Reproduce every entry exactly, without alteration.

- - -

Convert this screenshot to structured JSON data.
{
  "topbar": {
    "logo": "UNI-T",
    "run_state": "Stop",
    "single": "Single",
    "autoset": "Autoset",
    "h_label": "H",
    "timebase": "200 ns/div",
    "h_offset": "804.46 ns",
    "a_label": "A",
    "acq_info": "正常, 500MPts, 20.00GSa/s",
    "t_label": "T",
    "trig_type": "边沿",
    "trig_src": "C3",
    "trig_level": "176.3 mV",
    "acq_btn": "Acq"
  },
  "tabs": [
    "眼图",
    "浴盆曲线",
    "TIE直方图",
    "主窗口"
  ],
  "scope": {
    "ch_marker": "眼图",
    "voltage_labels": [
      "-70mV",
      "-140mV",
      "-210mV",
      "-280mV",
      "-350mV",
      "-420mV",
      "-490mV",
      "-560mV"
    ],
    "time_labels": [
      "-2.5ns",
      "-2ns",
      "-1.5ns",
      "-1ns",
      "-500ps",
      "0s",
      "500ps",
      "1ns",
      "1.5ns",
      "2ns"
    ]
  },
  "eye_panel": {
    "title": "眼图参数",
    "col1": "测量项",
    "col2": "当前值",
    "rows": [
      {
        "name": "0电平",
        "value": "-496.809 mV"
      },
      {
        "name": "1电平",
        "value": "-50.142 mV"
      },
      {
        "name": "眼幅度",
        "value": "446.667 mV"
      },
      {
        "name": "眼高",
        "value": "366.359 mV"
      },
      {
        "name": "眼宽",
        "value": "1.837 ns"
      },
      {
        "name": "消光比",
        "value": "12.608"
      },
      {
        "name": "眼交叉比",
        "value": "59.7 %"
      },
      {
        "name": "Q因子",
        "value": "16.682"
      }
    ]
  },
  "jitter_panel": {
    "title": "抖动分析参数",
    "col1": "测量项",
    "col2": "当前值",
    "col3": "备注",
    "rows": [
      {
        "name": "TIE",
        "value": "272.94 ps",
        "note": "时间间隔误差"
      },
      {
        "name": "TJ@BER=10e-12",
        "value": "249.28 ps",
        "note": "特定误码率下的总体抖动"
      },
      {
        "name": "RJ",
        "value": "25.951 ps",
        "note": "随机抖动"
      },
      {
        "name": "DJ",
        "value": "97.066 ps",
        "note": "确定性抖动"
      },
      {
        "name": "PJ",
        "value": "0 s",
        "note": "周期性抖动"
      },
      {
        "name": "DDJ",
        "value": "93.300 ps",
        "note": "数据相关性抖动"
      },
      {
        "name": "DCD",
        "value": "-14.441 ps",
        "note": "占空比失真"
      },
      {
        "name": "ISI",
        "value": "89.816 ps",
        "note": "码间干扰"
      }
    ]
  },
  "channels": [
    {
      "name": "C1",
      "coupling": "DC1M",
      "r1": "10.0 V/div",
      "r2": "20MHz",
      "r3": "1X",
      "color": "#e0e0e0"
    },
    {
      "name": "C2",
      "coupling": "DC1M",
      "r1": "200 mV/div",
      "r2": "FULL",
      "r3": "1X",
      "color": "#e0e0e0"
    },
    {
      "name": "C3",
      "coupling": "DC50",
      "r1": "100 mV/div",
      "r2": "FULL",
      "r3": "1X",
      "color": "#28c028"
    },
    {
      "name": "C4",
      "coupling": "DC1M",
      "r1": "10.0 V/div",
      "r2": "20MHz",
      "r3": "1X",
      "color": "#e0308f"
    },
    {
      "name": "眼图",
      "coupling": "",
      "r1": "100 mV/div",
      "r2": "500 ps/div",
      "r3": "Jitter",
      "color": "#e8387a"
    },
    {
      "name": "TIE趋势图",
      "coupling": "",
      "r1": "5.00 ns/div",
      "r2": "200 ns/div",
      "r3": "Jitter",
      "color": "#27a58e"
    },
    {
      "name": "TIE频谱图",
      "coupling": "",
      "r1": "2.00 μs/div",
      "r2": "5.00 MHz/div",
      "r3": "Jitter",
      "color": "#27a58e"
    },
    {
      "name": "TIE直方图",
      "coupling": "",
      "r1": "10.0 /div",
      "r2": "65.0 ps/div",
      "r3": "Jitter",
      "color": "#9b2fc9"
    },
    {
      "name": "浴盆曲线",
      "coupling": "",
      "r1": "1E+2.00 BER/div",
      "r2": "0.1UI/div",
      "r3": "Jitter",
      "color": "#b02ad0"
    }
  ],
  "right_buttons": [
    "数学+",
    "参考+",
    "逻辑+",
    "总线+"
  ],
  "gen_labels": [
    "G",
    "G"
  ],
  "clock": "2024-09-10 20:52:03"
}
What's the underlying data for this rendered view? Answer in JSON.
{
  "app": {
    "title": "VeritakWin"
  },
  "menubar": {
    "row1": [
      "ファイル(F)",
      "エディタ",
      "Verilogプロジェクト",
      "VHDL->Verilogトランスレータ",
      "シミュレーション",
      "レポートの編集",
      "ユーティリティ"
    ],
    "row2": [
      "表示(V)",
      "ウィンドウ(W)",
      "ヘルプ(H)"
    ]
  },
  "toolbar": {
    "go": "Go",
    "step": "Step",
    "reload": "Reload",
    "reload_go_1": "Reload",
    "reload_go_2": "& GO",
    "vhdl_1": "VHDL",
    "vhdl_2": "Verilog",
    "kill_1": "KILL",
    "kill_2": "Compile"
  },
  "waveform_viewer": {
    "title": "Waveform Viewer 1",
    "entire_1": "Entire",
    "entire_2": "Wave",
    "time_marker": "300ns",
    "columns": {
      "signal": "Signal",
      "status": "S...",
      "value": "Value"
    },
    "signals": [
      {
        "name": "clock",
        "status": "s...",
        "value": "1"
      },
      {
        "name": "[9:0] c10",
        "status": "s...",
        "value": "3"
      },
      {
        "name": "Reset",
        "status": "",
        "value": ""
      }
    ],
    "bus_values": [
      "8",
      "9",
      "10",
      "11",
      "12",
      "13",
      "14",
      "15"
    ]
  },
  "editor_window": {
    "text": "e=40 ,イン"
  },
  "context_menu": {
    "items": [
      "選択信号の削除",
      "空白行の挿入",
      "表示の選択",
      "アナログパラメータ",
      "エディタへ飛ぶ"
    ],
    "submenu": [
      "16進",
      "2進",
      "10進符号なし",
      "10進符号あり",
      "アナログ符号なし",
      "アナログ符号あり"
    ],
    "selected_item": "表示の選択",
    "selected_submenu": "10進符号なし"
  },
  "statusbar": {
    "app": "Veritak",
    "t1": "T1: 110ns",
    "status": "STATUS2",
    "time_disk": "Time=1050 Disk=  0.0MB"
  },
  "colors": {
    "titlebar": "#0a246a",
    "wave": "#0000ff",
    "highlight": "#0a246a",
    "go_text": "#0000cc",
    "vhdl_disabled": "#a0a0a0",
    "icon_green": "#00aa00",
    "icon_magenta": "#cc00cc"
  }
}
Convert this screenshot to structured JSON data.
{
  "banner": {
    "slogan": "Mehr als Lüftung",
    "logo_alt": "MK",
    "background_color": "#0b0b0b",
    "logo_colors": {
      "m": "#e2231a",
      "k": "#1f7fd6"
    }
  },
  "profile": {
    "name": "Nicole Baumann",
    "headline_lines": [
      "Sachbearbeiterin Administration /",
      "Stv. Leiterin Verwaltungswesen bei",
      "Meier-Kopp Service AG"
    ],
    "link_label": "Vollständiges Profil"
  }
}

- - -

__WRITTEN ANSWER__:
Convert this screenshot to structured JSON data.
{
  "topbar": {
    "logo": "UNI-T",
    "run_state": "Stop",
    "single": "Single",
    "autoset": "Autoset",
    "h_label": "H",
    "timebase": "200 ns/div",
    "h_offset": "804.46 ns",
    "a_label": "A",
    "acq_info": "正常, 500MPts, 20.00GSa/s",
    "t_label": "T",
    "trig_type": "边沿",
    "trig_src": "C3",
    "trig_level": "176.3 mV",
    "acq_btn": "Acq"
  },
  "tabs": [
    "眼图",
    "浴盆曲线",
    "TIE直方图",
    "主窗口"
  ],
  "scope": {
    "ch_marker": "眼图",
    "voltage_labels": [
      "-70mV",
      "-140mV",
      "-210mV",
      "-280mV",
      "-350mV",
      "-420mV",
      "-490mV",
      "-560mV"
    ],
    "time_labels": [
      "-2.5ns",
      "-2ns",
      "-1.5ns",
      "-1ns",
      "-500ps",
      "0s",
      "500ps",
      "1ns",
      "1.5ns",
      "2ns"
    ]
  },
  "eye_panel": {
    "title": "眼图参数",
    "col1": "测量项",
    "col2": "当前值",
    "rows": [
      {
        "name": "0电平",
        "value": "-496.809 mV"
      },
      {
        "name": "1电平",
        "value": "-50.142 mV"
      },
      {
        "name": "眼幅度",
        "value": "446.667 mV"
      },
      {
        "name": "眼高",
        "value": "366.359 mV"
      },
      {
        "name": "眼宽",
        "value": "1.837 ns"
      },
      {
        "name": "消光比",
        "value": "12.608"
      },
      {
        "name": "眼交叉比",
        "value": "59.7 %"
      },
      {
        "name": "Q因子",
        "value": "16.682"
      }
    ]
  },
  "jitter_panel": {
    "title": "抖动分析参数",
    "col1": "测量项",
    "col2": "当前值",
    "col3": "备注",
    "rows": [
      {
        "name": "TIE",
        "value": "272.94 ps",
        "note": "时间间隔误差"
      },
      {
        "name": "TJ@BER=10e-12",
        "value": "249.28 ps",
        "note": "特定误码率下的总体抖动"
      },
      {
        "name": "RJ",
        "value": "25.951 ps",
        "note": "随机抖动"
      },
      {
        "name": "DJ",
        "value": "97.066 ps",
        "note": "确定性抖动"
      },
      {
        "name": "PJ",
        "value": "0 s",
        "note": "周期性抖动"
      },
      {
        "name": "DDJ",
        "value": "93.300 ps",
        "note": "数据相关性抖动"
      },
      {
        "name": "DCD",
        "value": "-14.441 ps",
        "note": "占空比失真"
      },
      {
        "name": "ISI",
        "value": "89.816 ps",
        "note": "码间干扰"
      }
    ]
  },
  "channels": [
    {
      "name": "C1",
      "coupling": "DC1M",
      "r1": "10.0 V/div",
      "r2": "20MHz",
      "r3": "1X",
      "color": "#e0e0e0"
    },
    {
      "name": "C2",
      "coupling": "DC1M",
      "r1": "200 mV/div",
      "r2": "FULL",
      "r3": "1X",
      "color": "#e0e0e0"
    },
    {
      "name": "C3",
      "coupling": "DC50",
      "r1": "100 mV/div",
      "r2": "FULL",
      "r3": "1X",
      "color": "#28c028"
    },
    {
      "name": "C4",
      "coupling": "DC1M",
      "r1": "10.0 V/div",
      "r2": "20MHz",
      "r3": "1X",
      "color": "#e0308f"
    },
    {
      "name": "眼图",
      "coupling": "",
      "r1": "100 mV/div",
      "r2": "500 ps/div",
      "r3": "Jitter",
      "color": "#e8387a"
    },
    {
      "name": "TIE趋势图",
      "coupling": "",
      "r1": "5.00 ns/div",
      "r2": "200 ns/div",
      "r3": "Jitter",
      "color": "#27a58e"
    },
    {
      "name": "TIE频谱图",
      "coupling": "",
      "r1": "2.00 μs/div",
      "r2": "5.00 MHz/div",
      "r3": "Jitter",
      "color": "#27a58e"
    },
    {
      "name": "TIE直方图",
      "coupling": "",
      "r1": "10.0 /div",
      "r2": "65.0 ps/div",
      "r3": "Jitter",
      "color": "#9b2fc9"
    },
    {
      "name": "浴盆曲线",
      "coupling": "",
      "r1": "1E+2.00 BER/div",
      "r2": "0.1UI/div",
      "r3": "Jitter",
      "color": "#b02ad0"
    }
  ],
  "right_buttons": [
    "数学+",
    "参考+",
    "逻辑+",
    "总线+"
  ],
  "gen_labels": [
    "G",
    "G"
  ],
  "clock": "2024-09-10 20:52:03"
}
What's the underlying data for this rendered view? Answer in JSON.
{
  "app": {
    "title": "VeritakWin"
  },
  "menubar": {
    "row1": [
      "ファイル(F)",
      "エディタ",
      "Verilogプロジェクト",
      "VHDL->Verilogトランスレータ",
      "シミュレーション",
      "レポートの編集",
      "ユーティリティ"
    ],
    "row2": [
      "表示(V)",
      "ウィンドウ(W)",
      "ヘルプ(H)"
    ]
  },
  "toolbar": {
    "go": "Go",
    "step": "Step",
    "reload": "Reload",
    "reload_go_1": "Reload",
    "reload_go_2": "& GO",
    "vhdl_1": "VHDL",
    "vhdl_2": "Verilog",
    "kill_1": "KILL",
    "kill_2": "Compile"
  },
  "waveform_viewer": {
    "title": "Waveform Viewer 1",
    "entire_1": "Entire",
    "entire_2": "Wave",
    "time_marker": "300ns",
    "columns": {
      "signal": "Signal",
      "status": "S...",
      "value": "Value"
    },
    "signals": [
      {
        "name": "clock",
        "status": "s...",
        "value": "1"
      },
      {
        "name": "[9:0] c10",
        "status": "s...",
        "value": "3"
      },
      {
        "name": "Reset",
        "status": "",
        "value": ""
      }
    ],
    "bus_values": [
      "8",
      "9",
      "10",
      "11",
      "12",
      "13",
      "14",
      "15"
    ]
  },
  "editor_window": {
    "text": "e=40 ,イン"
  },
  "context_menu": {
    "items": [
      "選択信号の削除",
      "空白行の挿入",
      "表示の選択",
      "アナログパラメータ",
      "エディタへ飛ぶ"
    ],
    "submenu": [
      "16進",
      "2進",
      "10進符号なし",
      "10進符号あり",
      "アナログ符号なし",
      "アナログ符号あり"
    ],
    "selected_item": "表示の選択",
    "selected_submenu": "10進符号なし"
  },
  "statusbar": {
    "app": "Veritak",
    "t1": "T1: 110ns",
    "status": "STATUS2",
    "time_disk": "Time=1050 Disk=  0.0MB"
  },
  "colors": {
    "titlebar": "#0a246a",
    "wave": "#0000ff",
    "highlight": "#0a246a",
    "go_text": "#0000cc",
    "vhdl_disabled": "#a0a0a0",
    "icon_green": "#00aa00",
    "icon_magenta": "#cc00cc"
  }
}
Convert this screenshot to structured JSON data.
{
  "banner": {
    "slogan": "Mehr als Lüftung",
    "logo_alt": "MK",
    "background_color": "#0b0b0b",
    "logo_colors": {
      "m": "#e2231a",
      "k": "#1f7fd6"
    }
  },
  "profile": {
    "name": "Nicole Baumann",
    "headline_lines": [
      "Sachbearbeiterin Administration /",
      "Stv. Leiterin Verwaltungswesen bei",
      "Meier-Kopp Service AG"
    ],
    "link_label": "Vollständiges Profil"
  }
}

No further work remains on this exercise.